Exercise brief: Copy the data exactly as it appears, and do not include any pictures.

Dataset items
########
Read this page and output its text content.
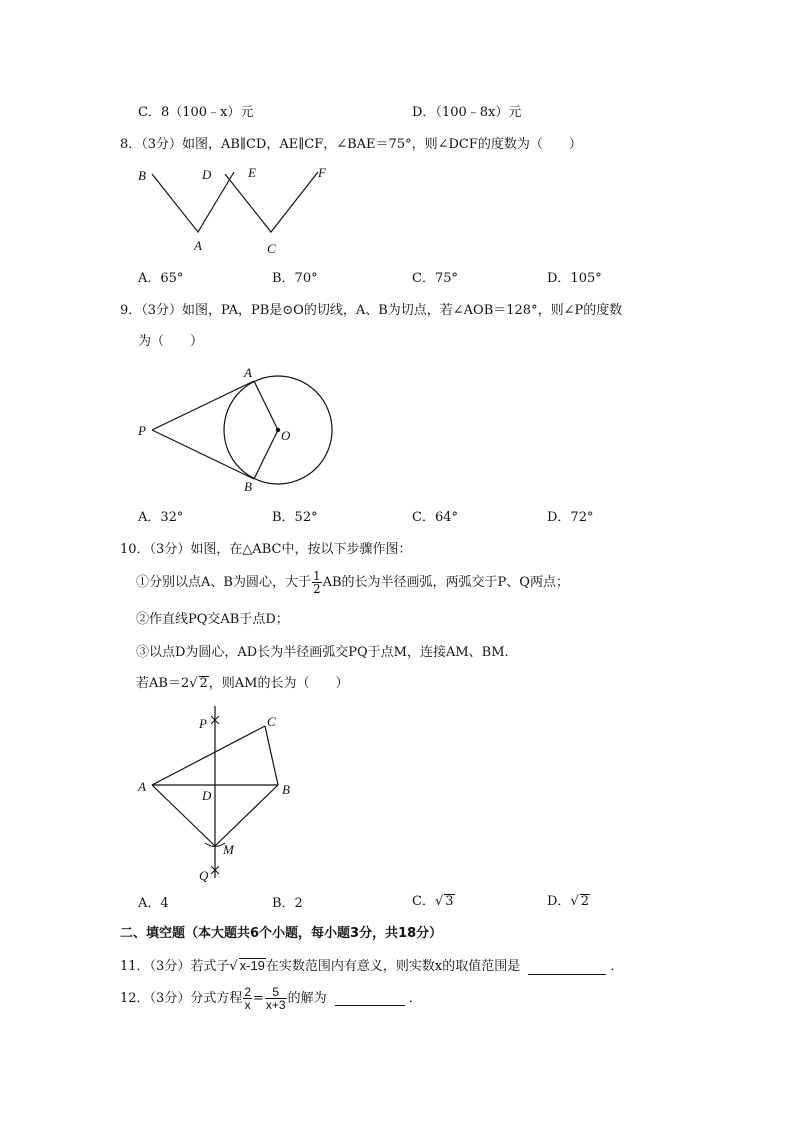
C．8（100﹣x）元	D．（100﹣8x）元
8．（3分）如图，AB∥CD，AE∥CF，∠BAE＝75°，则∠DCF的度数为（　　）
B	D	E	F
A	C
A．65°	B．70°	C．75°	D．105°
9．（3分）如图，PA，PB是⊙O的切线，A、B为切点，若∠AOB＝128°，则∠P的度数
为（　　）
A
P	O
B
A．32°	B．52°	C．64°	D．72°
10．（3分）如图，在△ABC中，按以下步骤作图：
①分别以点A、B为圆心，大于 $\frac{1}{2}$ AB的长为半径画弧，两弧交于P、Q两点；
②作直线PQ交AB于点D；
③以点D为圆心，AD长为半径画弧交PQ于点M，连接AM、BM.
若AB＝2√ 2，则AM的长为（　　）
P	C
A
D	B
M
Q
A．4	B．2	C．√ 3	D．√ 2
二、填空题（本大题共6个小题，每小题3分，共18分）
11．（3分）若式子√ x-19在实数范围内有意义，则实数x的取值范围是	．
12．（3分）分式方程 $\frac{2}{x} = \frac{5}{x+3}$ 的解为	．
########
Exercise output:
Read this page and output its text content.
C．8（100﹣x）元	D．（100﹣8x）元
8．（3分）如图，AB∥CD，AE∥CF，∠BAE＝75°，则∠DCF的度数为（　　）
B	D	E	F
A	C
A．65°	B．70°	C．75°	D．105°
9．（3分）如图，PA，PB是⊙O的切线，A、B为切点，若∠AOB＝128°，则∠P的度数
为（　　）
A
P	O
B
A．32°	B．52°	C．64°	D．72°
10．（3分）如图，在△ABC中，按以下步骤作图：
①分别以点A、B为圆心，大于 $\frac{1}{2}$ AB的长为半径画弧，两弧交于P、Q两点；
②作直线PQ交AB于点D；
③以点D为圆心，AD长为半径画弧交PQ于点M，连接AM、BM.
若AB＝2√ 2，则AM的长为（　　）
P	C
A
D	B
M
Q
A．4	B．2	C．√ 3	D．√ 2
二、填空题（本大题共6个小题，每小题3分，共18分）
11．（3分）若式子√ x-19在实数范围内有意义，则实数x的取值范围是	．
12．（3分）分式方程 $\frac{2}{x} = \frac{5}{x+3}$ 的解为	．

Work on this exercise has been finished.